Recorded data>
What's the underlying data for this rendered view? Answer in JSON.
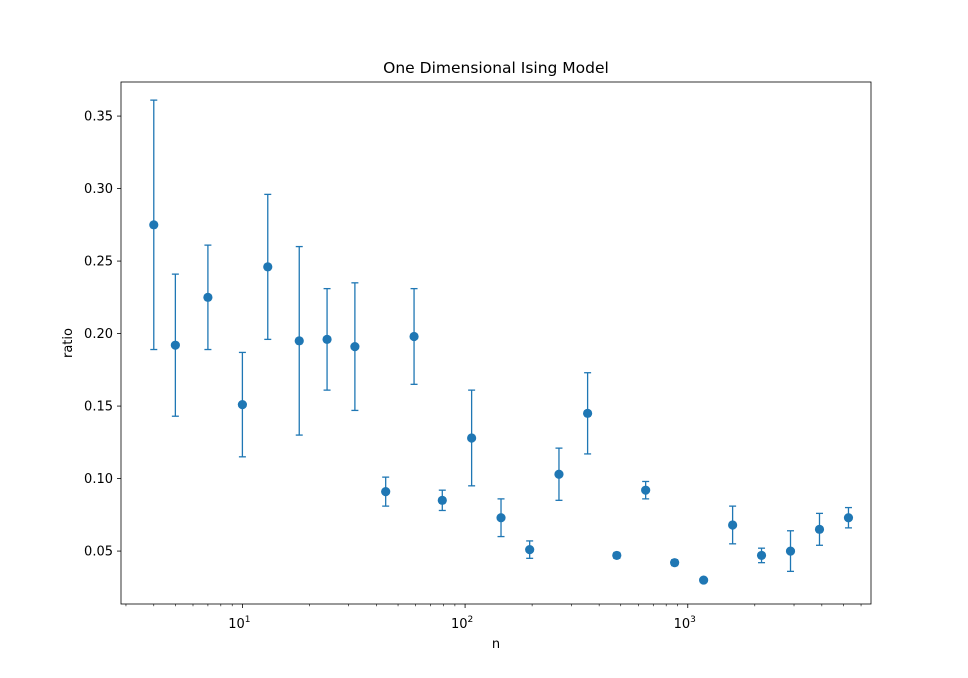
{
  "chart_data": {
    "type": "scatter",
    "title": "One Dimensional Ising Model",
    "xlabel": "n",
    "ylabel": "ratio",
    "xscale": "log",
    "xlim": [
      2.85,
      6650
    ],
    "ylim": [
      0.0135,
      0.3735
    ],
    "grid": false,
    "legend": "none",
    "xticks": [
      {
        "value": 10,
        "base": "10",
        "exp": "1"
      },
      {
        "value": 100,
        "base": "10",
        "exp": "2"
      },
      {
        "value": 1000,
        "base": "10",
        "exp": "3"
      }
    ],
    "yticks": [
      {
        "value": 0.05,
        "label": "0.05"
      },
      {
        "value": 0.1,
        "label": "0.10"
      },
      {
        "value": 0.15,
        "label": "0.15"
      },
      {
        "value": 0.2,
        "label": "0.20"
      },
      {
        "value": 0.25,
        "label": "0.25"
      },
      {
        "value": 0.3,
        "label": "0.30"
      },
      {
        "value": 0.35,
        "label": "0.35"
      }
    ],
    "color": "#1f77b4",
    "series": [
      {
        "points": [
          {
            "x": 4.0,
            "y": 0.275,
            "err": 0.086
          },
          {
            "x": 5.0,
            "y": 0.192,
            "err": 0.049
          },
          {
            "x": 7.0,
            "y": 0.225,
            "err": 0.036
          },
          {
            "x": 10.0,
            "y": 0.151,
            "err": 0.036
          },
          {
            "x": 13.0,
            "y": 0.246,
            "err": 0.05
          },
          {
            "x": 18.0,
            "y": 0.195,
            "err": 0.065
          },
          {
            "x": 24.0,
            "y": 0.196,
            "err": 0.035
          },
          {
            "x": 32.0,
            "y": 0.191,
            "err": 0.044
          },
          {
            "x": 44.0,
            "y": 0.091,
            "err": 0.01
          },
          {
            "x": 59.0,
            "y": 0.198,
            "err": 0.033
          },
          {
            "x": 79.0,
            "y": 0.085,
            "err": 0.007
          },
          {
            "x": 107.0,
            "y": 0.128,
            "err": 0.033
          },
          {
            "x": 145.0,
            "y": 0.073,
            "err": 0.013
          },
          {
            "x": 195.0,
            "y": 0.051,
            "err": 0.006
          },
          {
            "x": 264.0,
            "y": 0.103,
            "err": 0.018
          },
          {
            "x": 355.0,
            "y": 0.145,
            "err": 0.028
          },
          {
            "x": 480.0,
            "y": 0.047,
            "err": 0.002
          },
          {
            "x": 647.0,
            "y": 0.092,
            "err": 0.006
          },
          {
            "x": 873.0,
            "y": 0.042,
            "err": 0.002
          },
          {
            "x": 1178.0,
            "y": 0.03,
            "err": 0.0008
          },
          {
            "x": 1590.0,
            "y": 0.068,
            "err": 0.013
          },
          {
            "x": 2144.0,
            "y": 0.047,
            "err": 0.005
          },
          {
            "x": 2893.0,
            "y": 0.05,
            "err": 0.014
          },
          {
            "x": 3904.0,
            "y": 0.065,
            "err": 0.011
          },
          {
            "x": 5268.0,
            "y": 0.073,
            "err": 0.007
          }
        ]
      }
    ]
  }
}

What is expected> Looking at the data above, how many lines hold the word "value"? Respond with the number alone.

Answer> 10